(Figure data in JSON)

§ §

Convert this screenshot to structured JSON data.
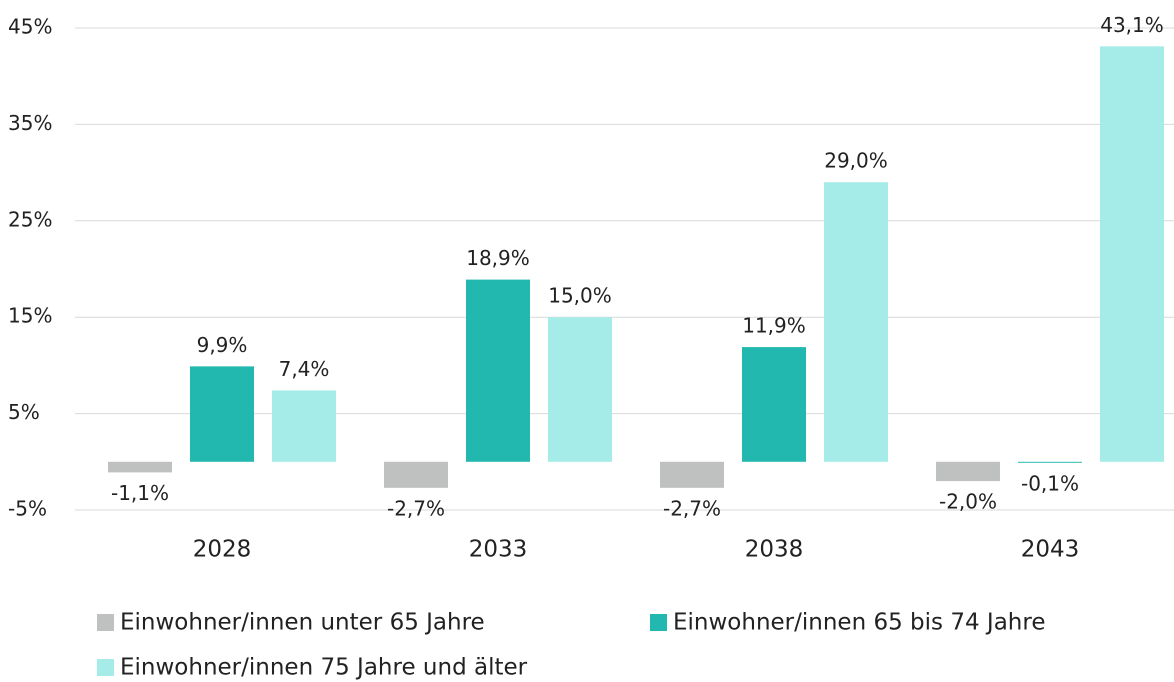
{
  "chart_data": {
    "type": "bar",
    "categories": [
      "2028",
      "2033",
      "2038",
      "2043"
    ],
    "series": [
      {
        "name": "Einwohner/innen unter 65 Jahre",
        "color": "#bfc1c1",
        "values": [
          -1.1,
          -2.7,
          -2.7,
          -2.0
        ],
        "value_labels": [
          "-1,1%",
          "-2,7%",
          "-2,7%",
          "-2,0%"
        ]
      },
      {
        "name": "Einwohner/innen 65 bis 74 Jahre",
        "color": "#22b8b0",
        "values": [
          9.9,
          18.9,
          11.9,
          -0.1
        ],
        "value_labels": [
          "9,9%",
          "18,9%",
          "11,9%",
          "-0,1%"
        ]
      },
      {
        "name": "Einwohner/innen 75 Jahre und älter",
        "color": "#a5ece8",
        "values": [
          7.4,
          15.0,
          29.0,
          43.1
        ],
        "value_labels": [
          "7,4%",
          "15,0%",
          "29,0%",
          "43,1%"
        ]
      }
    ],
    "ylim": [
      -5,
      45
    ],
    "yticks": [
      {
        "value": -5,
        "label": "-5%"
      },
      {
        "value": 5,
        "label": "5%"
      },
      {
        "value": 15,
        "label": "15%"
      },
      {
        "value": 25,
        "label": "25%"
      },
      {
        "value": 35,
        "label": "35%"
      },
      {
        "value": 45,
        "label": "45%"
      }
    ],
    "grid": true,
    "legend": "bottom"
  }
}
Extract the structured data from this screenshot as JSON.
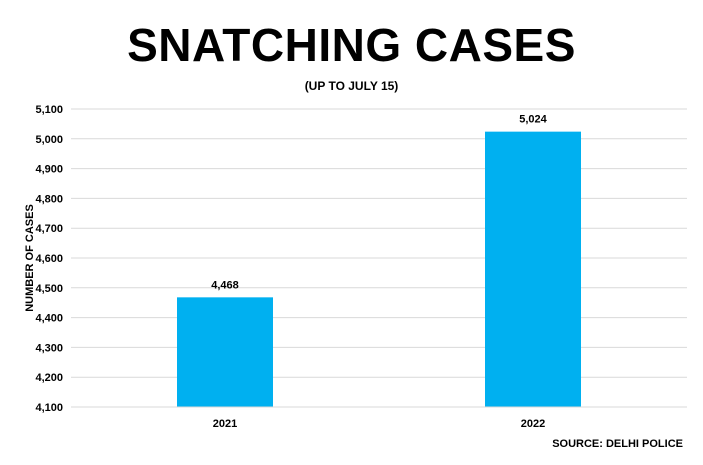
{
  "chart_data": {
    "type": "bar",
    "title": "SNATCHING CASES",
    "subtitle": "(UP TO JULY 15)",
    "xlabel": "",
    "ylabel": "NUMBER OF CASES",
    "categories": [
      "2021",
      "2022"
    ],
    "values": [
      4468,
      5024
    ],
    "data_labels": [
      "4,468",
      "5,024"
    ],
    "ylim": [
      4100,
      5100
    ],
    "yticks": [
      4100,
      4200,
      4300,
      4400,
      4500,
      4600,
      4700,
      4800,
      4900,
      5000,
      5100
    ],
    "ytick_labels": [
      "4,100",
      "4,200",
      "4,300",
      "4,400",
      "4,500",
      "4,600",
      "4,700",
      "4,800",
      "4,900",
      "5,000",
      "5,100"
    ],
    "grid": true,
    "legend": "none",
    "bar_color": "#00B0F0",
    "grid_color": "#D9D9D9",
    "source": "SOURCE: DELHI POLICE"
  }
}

§ §

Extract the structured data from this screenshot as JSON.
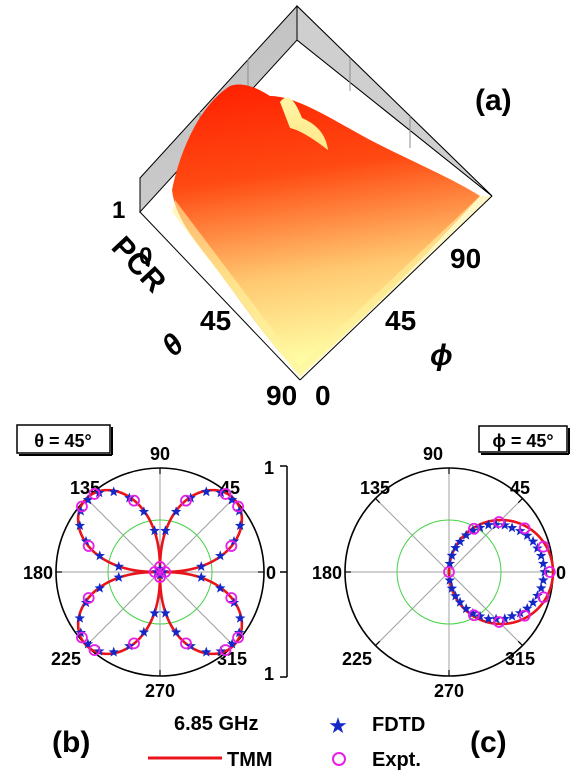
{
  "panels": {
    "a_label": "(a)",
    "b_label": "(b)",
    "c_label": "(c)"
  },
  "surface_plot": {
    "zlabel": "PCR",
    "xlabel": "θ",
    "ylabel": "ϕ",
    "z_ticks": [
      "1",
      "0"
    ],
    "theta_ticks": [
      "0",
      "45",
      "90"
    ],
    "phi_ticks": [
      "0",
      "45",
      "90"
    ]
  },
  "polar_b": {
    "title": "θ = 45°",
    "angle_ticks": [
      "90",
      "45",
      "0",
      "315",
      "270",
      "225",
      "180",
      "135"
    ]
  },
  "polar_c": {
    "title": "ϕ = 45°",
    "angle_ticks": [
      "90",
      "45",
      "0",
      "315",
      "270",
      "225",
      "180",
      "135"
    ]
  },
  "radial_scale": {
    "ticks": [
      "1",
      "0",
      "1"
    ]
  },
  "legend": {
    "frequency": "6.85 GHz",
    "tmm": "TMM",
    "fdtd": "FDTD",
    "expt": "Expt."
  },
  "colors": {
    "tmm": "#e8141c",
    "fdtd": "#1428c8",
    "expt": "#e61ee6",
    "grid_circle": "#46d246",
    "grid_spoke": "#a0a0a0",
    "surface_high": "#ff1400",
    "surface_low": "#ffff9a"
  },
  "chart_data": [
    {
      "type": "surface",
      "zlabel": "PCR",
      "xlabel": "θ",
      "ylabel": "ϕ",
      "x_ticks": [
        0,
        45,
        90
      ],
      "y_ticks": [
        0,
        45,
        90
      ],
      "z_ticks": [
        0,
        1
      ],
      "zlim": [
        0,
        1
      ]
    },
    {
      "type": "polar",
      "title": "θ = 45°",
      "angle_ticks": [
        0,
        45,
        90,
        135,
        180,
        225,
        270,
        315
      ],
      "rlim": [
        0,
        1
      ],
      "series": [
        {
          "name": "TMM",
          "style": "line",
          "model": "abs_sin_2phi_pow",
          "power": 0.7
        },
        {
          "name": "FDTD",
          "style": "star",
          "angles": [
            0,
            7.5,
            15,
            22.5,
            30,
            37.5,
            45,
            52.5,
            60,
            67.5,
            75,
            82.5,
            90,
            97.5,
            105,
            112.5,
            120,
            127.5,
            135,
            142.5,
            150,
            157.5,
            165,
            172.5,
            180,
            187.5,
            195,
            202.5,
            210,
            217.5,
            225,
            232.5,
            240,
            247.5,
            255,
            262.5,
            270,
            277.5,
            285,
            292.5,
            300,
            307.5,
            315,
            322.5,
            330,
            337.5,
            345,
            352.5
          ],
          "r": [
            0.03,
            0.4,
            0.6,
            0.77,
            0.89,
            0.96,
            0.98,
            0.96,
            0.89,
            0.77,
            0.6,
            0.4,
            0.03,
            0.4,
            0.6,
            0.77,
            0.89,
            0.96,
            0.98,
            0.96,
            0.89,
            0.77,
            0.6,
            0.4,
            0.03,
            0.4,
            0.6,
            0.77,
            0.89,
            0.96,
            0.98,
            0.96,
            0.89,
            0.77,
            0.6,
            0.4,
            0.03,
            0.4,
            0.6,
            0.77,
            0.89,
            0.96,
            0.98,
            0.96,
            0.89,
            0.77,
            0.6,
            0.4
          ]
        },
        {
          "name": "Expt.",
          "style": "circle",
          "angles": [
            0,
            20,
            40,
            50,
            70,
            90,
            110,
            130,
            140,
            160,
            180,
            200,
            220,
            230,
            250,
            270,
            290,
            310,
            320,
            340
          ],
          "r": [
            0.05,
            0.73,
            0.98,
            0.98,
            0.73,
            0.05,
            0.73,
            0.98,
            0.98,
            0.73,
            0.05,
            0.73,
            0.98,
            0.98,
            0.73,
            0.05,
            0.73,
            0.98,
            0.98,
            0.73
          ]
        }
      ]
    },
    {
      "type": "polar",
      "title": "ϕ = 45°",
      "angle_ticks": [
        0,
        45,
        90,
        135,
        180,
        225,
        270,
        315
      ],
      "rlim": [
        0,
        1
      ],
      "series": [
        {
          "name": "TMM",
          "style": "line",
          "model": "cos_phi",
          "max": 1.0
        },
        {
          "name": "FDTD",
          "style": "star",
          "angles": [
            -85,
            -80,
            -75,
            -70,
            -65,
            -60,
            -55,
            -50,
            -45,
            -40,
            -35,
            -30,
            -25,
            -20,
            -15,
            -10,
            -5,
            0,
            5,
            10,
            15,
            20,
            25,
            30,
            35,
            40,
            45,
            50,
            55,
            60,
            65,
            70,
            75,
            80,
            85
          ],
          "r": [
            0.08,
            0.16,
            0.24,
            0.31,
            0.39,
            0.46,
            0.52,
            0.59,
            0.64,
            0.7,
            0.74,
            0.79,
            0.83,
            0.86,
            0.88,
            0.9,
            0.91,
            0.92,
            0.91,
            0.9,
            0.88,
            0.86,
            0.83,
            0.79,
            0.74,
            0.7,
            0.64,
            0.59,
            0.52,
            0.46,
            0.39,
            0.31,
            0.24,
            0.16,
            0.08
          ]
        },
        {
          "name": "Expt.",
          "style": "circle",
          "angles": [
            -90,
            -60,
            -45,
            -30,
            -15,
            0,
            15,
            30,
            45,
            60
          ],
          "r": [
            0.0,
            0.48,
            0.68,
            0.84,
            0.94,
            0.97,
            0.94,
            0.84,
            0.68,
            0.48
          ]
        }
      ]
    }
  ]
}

§ §

> Exercise goal
Which lines contain the word "Einwohner"? Return each of them.

> Written solution
        "name": "Einwohner/innen unter 65 Jahre",
        "name": "Einwohner/innen 65 bis 74 Jahre",
        "name": "Einwohner/innen 75 Jahre und älter",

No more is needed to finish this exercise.